Albert Ayler Quintet: 1966: Berlin, Lörrach, Paris & Stockholm. Revisited (1966 [2021], Ezz-Thetics): Scattered live tracks from a November, 1966 tour of Europe, tenor saxophone backed by trumpet (Don Ayler), violin (Michel Samson), bass, and drums. This repackages material previously on two Hatology CDs, returning to the same pieces each concert: "Truth Is Marching In," "Omega (Is the Alpha)," "Our Prayer," "Ghosts," and variations on same. Ayler was "far out," but rooted in a spiritual primitivism. B+(***) [bc]

Marion Brown: Capricorn Moon to Juba Lee Revisited (1965-66 [2019], Ezz-Thetics): Alto saxophonist (1931-2010), born in Atlanta, wound up in New York with the avant-garde. This recycles some of his ESP-Disk records, with two tracks from Marion Brown Quartet sessions (with Alan Shorter and Rashied Ali), plus two (of 4) tracks from his Septet Juba Lee. A- [bc]

Old music:

Keola Beamer: Wooden Boat (1994, Dancing Cat): Hawaiian slack key guitarist, first record was called Hawaiian Slack Key Guitar in the Real Old Style (1972), has a couple dozen more up to 2012-13, this the only one I bothered to pick up. Sings some here. Very slack. B+(*)

:: Data entries ::

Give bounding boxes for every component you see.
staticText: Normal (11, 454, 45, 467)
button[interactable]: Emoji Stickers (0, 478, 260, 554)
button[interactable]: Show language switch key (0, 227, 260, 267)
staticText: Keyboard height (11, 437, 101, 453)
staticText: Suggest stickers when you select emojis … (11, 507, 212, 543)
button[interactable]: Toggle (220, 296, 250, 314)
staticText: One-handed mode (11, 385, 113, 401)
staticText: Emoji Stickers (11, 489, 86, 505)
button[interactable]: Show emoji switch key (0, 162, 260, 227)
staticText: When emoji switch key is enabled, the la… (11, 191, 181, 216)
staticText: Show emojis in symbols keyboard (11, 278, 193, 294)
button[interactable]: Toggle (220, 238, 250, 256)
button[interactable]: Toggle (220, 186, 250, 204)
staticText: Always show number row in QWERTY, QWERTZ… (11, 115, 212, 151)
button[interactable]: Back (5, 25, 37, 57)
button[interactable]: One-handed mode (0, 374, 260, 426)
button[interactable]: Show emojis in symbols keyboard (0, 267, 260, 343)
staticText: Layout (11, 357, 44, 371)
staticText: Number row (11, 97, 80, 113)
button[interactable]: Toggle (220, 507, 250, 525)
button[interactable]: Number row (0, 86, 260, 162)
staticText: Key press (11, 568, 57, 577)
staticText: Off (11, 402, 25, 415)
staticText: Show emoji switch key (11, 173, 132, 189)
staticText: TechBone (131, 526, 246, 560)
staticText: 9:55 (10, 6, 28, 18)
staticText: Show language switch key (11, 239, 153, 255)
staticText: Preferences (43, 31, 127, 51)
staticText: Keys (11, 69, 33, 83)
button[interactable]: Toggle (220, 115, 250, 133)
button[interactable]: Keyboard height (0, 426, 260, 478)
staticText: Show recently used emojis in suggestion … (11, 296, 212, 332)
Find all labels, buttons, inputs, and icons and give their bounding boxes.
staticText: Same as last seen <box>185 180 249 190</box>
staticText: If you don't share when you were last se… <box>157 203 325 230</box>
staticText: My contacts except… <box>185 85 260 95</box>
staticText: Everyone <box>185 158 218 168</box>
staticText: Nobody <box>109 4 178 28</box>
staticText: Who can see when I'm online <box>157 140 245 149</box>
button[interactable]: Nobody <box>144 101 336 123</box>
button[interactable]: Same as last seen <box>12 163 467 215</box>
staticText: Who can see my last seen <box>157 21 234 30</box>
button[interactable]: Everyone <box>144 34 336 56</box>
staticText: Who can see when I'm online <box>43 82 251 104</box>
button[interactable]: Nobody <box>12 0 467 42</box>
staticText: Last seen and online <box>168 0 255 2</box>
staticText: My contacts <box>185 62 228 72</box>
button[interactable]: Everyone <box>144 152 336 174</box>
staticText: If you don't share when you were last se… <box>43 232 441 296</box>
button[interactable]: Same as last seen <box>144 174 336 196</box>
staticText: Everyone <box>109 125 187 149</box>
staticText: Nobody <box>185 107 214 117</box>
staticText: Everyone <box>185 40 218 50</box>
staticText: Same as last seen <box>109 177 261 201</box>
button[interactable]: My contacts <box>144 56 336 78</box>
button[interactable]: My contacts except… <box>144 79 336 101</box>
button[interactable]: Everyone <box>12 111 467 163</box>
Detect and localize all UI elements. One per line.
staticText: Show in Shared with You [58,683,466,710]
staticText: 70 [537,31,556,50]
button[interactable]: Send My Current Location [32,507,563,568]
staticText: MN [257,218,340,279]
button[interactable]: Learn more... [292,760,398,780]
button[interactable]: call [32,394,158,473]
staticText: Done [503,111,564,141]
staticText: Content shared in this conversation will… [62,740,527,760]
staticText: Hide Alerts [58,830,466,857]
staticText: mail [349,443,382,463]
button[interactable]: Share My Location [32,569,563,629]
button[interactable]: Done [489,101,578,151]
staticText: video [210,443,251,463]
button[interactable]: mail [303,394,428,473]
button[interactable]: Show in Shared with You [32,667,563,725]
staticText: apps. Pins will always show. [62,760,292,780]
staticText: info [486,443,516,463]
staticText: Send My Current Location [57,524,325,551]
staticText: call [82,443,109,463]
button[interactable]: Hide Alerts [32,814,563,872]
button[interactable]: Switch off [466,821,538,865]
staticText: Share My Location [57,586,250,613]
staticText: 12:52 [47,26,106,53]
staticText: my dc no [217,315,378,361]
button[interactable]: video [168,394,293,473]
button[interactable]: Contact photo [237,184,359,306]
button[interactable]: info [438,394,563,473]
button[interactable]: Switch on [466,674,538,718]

:: Stated task ::
Write the next part of the album reviews, picking up after their final line.

:: Exercise response ::
Bingo: Songs for Children in English With Brazilian and Caribbean Rhythms (2005, Soundbrush): No artist credit, but not a "various artists" compilation: one band, one sound, throughout. Christy Baron is the singer, and pianist Roger Davidson is the critical factor, a master of the Latin groove that conveys these nursery rhymes (and a couple pop songs simplistic enough to pass), and organizes the percussion and the horns. B+(*) [cd]

The Contemporary Piano Ensemble: The Key Players (1993, DIW/Columbia): James Williams produced, is one of five pianists here, along with Geoff Keezer, Harold Mabern, Mulgrew Miller, and Donald Brown (on 4 tracks), backed with bass (Christian McBride) and drums (Tony Reedus). They (minus Brown, with different bass/drums) recorded a second album called Four Pianos for Phineas (Newborn, 1996). This is a mix of original and trad pieces, ending with an Ellington medley. B+(**)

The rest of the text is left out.